Records for processing:
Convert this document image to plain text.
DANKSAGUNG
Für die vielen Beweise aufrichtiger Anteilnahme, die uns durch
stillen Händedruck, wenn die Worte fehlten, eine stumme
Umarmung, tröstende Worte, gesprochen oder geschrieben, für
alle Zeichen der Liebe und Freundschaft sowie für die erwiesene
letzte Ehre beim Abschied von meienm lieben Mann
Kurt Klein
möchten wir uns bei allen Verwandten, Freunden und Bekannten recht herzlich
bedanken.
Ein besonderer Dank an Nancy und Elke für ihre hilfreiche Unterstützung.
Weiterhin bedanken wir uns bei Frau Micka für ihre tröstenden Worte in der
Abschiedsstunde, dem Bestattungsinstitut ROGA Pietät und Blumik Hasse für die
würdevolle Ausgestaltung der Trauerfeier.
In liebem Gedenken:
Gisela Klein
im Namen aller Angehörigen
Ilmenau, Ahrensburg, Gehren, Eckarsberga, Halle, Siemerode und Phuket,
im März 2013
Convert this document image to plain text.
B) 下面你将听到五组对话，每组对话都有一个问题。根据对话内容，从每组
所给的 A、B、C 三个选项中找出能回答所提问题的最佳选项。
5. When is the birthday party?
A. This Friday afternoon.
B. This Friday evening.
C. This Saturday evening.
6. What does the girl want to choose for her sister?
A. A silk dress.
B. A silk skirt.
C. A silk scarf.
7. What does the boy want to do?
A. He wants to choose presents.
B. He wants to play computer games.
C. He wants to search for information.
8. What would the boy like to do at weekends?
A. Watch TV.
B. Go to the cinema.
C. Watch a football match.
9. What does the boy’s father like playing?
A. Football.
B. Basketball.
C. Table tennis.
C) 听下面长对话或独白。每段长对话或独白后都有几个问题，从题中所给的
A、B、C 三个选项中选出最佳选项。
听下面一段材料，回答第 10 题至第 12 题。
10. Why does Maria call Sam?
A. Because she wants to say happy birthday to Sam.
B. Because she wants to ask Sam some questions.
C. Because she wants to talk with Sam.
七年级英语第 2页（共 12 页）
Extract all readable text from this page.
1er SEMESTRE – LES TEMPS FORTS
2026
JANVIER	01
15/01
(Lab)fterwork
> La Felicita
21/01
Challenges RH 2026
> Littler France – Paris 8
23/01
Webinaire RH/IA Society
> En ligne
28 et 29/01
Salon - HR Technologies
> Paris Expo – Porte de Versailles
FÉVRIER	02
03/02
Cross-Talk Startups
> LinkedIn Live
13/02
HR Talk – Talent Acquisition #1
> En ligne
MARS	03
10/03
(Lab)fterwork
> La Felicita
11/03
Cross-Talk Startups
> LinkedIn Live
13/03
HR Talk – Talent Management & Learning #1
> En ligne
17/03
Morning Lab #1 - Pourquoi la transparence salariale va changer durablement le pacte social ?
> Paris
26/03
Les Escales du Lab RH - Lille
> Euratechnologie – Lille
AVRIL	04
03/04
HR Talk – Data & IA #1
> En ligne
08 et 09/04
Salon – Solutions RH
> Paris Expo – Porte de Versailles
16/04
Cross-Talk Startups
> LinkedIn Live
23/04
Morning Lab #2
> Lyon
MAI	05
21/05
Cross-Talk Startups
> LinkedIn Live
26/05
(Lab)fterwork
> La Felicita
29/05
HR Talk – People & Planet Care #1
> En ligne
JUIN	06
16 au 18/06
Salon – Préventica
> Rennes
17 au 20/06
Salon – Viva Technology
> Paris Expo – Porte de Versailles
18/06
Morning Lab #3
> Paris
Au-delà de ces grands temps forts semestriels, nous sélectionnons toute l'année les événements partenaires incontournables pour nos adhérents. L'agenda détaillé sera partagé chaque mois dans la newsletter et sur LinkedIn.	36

Exercise directions: Using the entries above, find all lines with "silk". Copy them.

Correct response:
A. A silk dress.
B. A silk skirt.
C. A silk scarf.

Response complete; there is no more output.